WORK TO BE COMPLETED >>
Identify and pull out each line of the entries in which "отсюда" occurs.

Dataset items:
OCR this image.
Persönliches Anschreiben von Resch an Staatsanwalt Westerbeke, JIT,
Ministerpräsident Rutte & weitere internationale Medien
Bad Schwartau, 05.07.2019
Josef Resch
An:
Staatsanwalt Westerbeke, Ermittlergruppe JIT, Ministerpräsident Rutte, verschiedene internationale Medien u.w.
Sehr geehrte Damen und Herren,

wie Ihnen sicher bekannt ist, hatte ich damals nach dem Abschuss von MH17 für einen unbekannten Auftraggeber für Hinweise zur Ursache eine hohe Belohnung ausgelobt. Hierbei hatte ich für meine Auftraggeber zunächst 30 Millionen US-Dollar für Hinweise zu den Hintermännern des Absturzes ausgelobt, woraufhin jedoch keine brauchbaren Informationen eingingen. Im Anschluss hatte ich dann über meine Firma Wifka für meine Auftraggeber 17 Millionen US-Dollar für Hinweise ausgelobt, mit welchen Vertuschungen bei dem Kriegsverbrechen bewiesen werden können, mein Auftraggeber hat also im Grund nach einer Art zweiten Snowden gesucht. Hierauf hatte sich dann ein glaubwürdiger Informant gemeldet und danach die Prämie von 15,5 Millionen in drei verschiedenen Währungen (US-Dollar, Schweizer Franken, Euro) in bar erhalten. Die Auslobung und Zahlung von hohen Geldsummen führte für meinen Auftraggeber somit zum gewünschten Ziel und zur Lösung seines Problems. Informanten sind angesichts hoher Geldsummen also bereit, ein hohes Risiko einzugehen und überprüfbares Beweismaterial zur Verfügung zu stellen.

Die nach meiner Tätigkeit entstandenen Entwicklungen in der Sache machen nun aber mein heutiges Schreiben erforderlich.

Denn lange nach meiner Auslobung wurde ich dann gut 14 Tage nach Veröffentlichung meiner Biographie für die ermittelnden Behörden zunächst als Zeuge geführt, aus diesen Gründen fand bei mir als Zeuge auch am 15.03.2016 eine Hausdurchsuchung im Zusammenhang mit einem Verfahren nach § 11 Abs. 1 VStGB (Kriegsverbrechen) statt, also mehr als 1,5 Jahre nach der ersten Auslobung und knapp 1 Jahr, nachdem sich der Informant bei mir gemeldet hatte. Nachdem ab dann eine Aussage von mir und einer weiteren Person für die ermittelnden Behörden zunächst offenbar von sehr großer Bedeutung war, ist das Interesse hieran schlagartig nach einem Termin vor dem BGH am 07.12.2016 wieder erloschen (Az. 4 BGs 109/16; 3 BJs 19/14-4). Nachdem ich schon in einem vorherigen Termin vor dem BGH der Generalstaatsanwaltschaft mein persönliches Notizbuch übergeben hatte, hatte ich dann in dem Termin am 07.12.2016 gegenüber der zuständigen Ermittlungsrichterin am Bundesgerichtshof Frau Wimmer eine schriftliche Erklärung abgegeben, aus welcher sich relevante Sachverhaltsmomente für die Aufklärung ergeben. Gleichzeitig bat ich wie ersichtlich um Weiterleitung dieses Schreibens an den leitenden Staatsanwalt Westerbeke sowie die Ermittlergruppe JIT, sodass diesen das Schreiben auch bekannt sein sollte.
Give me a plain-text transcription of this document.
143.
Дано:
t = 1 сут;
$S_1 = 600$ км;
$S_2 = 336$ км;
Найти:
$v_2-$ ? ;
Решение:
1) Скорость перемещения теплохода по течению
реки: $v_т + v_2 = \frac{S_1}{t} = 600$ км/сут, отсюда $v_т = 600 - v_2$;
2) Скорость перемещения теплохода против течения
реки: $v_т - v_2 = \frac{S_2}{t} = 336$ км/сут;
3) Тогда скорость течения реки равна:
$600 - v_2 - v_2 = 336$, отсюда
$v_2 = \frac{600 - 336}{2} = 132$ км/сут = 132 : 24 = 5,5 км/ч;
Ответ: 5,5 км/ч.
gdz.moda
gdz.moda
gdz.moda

EXERCISE SOLUTION >>
реки: $v_т + v_2 = \frac{S_1}{t} = 600$ км/сут, отсюда $v_т = 600 - v_2$;
$600 - v_2 - v_2 = 336$, отсюда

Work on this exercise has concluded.